- [Aim] Update the entries from the line containing "Itemize the components" through the line containing "wire 1β to short bar xyxy=(147,61,164,63)": replace "squib" with "initiator" and leave everything else unchanged. Return only those lines.

- [Task inputs]
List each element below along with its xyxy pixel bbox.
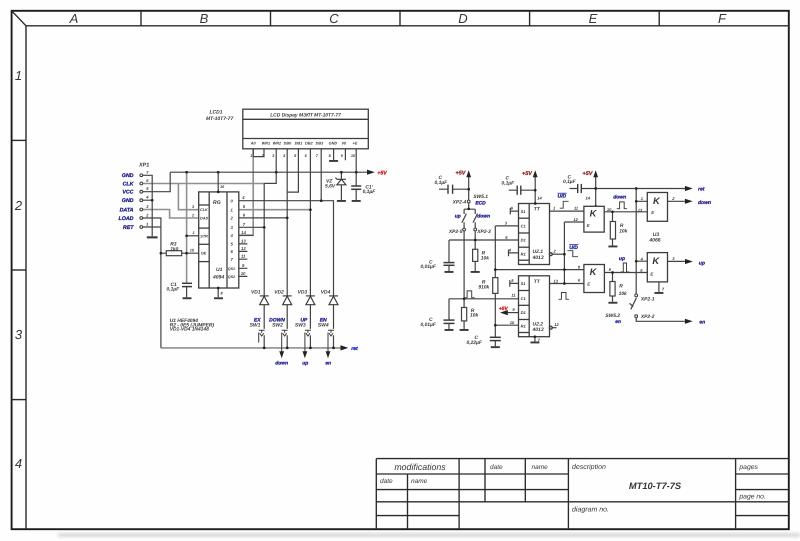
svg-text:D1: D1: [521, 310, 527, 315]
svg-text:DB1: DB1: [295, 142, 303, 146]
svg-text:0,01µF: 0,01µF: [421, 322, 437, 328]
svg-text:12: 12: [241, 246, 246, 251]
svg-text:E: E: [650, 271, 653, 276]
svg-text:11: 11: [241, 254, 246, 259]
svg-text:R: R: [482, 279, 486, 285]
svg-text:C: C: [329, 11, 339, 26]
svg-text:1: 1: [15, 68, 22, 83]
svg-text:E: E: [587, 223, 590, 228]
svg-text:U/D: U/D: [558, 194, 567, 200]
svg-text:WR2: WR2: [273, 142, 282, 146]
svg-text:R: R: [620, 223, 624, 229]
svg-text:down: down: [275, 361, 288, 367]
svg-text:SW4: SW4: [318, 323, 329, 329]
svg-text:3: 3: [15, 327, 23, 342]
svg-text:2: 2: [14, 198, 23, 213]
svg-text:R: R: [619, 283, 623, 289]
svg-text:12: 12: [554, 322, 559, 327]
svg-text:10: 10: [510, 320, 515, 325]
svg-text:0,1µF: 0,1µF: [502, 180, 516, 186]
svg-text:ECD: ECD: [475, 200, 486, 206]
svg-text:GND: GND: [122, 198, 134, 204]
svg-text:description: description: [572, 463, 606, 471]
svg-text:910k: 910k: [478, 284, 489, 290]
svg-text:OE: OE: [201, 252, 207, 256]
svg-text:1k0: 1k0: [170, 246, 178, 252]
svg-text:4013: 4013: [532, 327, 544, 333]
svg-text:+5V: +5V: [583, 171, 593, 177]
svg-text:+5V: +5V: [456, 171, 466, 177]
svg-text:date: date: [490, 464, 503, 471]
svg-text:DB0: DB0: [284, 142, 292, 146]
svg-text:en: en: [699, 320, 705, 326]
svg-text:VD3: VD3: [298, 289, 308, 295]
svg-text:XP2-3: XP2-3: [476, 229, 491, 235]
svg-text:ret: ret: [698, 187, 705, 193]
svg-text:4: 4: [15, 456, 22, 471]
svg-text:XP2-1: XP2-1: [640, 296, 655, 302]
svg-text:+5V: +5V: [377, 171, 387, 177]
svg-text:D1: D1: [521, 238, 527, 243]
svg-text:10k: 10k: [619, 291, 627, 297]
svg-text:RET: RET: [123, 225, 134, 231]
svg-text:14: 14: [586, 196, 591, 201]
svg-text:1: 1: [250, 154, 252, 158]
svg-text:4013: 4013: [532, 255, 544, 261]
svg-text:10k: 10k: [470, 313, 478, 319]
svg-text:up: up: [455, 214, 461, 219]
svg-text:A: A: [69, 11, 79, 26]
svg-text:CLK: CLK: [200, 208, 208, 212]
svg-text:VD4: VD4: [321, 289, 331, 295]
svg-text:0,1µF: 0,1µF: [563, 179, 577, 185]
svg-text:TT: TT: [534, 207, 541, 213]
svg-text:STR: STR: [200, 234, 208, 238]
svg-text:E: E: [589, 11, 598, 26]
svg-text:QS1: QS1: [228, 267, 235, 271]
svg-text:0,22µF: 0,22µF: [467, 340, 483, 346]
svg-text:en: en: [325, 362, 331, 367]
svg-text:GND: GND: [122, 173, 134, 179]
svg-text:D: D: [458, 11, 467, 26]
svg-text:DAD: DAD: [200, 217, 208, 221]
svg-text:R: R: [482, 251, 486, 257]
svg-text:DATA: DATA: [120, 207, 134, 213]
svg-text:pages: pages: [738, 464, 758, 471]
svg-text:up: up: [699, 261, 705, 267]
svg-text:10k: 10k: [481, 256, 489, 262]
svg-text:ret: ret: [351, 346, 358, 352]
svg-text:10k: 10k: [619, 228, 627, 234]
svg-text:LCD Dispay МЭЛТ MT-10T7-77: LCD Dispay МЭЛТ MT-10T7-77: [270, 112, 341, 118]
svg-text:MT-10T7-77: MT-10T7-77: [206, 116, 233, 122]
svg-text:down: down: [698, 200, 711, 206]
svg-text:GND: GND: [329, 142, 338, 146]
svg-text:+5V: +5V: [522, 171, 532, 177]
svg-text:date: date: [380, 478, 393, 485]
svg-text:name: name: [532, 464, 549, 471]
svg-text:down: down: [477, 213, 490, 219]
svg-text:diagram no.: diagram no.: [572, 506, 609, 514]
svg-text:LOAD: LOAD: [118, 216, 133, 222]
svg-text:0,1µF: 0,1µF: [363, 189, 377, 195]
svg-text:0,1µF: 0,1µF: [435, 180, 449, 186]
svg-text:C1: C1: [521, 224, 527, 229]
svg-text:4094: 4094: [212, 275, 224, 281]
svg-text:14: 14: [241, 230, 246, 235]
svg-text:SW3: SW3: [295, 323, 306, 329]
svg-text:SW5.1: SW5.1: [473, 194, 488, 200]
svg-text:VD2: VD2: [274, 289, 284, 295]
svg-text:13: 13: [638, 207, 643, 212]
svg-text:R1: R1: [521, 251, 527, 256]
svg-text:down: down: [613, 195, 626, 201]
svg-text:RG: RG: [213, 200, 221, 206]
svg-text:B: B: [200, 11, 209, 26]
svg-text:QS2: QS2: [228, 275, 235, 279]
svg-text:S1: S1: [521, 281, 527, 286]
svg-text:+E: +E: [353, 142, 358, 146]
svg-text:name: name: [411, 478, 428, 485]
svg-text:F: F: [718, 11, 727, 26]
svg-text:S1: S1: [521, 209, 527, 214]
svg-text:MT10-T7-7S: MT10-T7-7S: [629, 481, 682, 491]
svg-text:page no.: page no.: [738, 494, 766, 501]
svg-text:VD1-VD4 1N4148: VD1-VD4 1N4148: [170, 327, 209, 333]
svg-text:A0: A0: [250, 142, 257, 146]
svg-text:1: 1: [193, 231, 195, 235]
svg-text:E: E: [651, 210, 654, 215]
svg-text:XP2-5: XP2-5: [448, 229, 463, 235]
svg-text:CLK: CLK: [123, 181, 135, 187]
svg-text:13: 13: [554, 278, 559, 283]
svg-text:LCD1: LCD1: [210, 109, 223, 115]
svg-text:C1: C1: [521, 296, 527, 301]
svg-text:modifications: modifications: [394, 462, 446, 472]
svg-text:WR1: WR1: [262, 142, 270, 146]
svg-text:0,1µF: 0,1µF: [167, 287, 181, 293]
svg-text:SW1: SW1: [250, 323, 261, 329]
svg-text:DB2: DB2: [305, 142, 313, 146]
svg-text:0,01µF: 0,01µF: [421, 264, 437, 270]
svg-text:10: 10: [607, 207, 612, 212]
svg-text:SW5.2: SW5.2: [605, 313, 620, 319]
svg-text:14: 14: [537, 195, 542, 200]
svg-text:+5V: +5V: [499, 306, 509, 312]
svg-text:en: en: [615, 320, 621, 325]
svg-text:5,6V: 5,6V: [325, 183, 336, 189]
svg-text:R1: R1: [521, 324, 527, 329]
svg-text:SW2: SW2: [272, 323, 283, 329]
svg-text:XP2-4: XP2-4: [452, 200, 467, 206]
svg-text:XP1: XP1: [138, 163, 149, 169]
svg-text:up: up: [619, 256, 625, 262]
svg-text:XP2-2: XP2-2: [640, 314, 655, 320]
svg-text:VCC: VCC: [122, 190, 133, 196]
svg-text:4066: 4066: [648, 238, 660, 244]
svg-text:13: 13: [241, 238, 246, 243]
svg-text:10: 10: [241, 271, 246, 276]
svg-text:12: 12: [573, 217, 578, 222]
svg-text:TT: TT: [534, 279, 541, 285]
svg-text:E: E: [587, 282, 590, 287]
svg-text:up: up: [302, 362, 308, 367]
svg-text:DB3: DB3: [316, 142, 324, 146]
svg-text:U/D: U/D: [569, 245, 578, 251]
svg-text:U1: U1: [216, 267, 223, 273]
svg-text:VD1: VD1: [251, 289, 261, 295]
---
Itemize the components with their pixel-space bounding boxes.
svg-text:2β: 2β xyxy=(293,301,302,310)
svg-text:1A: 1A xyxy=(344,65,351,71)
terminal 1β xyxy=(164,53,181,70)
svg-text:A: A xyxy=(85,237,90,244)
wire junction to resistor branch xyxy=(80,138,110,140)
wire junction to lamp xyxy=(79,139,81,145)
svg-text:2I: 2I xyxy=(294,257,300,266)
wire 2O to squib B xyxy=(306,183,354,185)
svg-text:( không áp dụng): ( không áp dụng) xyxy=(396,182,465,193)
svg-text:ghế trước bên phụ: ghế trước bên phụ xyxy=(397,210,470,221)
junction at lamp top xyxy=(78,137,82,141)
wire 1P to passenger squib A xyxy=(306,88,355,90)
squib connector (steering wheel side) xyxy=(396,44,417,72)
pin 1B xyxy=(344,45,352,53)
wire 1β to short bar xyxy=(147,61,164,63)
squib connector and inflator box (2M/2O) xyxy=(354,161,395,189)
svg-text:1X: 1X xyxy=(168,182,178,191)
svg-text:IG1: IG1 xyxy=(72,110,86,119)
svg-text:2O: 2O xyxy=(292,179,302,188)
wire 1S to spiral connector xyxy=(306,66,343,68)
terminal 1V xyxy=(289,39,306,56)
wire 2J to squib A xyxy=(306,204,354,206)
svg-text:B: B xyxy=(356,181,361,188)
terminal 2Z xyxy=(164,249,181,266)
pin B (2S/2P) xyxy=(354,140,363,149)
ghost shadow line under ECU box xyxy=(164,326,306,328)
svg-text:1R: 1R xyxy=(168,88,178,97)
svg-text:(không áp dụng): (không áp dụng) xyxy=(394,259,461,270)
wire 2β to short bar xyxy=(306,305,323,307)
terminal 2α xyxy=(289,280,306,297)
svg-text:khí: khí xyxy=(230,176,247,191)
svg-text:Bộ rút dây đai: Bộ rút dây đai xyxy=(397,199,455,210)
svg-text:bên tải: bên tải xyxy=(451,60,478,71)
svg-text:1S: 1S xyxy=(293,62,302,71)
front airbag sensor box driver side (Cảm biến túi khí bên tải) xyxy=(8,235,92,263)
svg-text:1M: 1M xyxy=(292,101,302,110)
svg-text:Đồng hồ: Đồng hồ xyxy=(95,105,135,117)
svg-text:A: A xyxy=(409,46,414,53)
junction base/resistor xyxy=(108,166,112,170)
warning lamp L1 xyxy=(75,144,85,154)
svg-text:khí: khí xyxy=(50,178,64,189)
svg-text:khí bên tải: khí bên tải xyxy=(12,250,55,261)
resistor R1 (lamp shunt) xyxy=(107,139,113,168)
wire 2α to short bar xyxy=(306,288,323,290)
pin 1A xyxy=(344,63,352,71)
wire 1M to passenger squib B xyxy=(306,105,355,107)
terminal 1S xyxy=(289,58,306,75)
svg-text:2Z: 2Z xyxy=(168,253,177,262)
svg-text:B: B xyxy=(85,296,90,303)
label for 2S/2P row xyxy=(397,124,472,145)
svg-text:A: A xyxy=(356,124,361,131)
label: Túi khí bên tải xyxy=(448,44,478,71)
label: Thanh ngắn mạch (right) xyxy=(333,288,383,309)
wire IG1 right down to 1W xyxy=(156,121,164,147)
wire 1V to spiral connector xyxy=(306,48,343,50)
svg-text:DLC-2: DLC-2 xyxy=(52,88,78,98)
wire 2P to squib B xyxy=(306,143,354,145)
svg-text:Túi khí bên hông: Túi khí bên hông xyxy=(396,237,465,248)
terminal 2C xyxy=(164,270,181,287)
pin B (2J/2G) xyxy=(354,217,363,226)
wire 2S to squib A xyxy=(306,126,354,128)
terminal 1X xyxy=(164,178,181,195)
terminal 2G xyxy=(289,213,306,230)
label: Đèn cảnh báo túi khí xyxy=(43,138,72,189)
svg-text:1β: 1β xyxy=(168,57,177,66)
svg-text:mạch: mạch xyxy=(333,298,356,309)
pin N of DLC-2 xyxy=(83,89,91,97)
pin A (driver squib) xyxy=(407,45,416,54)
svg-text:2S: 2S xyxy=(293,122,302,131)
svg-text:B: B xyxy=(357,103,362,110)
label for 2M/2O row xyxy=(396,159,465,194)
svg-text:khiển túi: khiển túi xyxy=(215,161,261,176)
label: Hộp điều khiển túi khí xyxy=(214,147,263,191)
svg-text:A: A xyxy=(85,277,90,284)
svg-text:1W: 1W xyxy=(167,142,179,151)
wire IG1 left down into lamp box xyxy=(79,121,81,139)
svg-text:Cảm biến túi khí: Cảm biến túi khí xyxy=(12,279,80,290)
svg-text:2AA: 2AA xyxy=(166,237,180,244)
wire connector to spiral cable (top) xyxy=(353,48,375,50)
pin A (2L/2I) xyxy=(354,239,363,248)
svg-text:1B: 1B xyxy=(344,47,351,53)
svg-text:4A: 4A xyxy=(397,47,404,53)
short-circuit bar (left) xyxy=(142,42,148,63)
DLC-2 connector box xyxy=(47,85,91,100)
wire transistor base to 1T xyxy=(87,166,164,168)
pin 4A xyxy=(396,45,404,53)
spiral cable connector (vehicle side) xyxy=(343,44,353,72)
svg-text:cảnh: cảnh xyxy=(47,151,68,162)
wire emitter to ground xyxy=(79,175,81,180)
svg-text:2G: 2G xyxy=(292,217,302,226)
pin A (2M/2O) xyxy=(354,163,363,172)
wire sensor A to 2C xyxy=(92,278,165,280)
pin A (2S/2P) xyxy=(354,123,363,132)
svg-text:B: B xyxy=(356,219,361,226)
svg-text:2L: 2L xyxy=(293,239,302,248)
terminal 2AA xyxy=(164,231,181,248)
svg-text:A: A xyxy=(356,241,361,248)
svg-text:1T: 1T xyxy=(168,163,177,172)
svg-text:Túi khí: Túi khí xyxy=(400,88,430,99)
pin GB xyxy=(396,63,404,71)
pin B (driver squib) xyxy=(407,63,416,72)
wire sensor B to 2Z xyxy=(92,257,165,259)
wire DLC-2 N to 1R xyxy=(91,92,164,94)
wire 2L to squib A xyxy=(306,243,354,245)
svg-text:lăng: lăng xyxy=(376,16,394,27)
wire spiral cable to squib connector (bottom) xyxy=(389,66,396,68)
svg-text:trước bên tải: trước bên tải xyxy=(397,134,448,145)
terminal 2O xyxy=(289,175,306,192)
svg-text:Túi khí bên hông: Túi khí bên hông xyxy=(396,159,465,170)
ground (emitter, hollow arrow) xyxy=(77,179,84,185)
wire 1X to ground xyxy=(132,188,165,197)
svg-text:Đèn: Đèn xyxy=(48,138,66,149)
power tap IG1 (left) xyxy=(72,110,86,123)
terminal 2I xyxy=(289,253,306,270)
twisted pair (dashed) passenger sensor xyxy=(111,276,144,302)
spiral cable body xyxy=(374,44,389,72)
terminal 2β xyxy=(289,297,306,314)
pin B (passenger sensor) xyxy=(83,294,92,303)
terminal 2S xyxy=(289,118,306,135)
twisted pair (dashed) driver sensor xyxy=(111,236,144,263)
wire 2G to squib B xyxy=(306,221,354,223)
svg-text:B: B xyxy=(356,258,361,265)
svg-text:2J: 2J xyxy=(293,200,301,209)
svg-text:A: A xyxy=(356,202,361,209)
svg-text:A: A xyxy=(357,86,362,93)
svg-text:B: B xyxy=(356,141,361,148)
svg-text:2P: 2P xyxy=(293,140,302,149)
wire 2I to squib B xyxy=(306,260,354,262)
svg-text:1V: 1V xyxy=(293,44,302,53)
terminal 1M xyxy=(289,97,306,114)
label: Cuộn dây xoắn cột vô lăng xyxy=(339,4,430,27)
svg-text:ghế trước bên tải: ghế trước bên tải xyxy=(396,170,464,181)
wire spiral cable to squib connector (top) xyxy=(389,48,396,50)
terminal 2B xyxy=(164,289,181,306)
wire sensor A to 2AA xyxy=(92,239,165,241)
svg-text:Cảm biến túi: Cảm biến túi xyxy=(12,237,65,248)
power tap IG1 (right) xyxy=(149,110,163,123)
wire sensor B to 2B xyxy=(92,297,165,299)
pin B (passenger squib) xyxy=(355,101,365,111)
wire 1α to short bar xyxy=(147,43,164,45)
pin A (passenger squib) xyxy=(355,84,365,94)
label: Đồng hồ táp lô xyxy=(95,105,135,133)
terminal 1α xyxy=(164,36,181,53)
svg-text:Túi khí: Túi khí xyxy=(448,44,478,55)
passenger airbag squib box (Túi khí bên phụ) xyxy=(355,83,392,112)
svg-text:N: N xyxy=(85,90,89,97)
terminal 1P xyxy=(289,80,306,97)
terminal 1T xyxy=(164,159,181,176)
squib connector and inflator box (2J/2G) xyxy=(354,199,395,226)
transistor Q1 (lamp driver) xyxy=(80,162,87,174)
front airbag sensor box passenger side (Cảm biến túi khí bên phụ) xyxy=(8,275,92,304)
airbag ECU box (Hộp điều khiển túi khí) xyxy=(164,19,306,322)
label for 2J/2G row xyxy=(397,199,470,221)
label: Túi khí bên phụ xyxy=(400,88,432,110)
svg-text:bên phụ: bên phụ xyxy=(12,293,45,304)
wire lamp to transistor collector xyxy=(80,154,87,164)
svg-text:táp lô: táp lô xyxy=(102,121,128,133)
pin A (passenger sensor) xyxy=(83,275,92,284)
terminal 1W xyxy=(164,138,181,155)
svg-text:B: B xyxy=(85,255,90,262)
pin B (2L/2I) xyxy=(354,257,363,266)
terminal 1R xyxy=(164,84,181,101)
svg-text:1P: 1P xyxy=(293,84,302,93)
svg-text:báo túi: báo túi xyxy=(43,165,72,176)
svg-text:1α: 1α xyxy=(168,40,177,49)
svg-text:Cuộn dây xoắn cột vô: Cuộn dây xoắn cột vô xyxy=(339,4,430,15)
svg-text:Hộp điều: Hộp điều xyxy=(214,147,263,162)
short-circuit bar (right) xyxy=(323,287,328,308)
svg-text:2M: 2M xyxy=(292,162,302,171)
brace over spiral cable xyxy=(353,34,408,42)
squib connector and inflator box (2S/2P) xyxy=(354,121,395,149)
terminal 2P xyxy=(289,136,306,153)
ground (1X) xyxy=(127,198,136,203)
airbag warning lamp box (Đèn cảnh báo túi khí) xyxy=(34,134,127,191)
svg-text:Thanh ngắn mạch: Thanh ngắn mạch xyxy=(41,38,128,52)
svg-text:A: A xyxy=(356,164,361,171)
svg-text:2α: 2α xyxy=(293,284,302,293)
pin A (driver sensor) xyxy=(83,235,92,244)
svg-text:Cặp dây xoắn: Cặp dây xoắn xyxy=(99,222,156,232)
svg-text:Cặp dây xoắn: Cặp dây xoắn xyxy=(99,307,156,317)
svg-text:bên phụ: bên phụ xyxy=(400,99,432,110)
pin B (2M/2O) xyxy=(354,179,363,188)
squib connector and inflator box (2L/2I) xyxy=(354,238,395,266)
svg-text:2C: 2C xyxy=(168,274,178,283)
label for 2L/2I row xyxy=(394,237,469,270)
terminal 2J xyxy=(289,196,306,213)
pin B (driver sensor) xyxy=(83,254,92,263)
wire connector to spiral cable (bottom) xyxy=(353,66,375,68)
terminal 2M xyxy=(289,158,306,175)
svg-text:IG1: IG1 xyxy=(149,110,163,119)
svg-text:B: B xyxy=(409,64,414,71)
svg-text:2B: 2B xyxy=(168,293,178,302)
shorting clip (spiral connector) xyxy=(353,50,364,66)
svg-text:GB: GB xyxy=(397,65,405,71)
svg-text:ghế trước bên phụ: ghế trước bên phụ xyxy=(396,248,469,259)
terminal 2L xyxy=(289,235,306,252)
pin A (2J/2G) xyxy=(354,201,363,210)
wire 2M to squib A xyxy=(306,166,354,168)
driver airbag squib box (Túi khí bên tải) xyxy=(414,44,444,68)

- [Exercise response]
Itemize the components with their pixel-space bounding boxes.
svg-text:2β: 2β xyxy=(293,301,302,310)
svg-text:1A: 1A xyxy=(344,65,351,71)
terminal 1β xyxy=(164,53,181,70)
svg-text:A: A xyxy=(85,237,90,244)
wire junction to resistor branch xyxy=(80,138,110,140)
wire junction to lamp xyxy=(79,139,81,145)
svg-text:2I: 2I xyxy=(294,257,300,266)
wire 2O to initiator B xyxy=(306,183,354,185)
svg-text:( không áp dụng): ( không áp dụng) xyxy=(396,182,465,193)
svg-text:ghế trước bên phụ: ghế trước bên phụ xyxy=(397,210,470,221)
junction at lamp top xyxy=(78,137,82,141)
wire 1P to passenger initiator A xyxy=(306,88,355,90)
initiator connector (steering wheel side) xyxy=(396,44,417,72)
pin 1B xyxy=(344,45,352,53)
wire 1β to short bar xyxy=(147,61,164,63)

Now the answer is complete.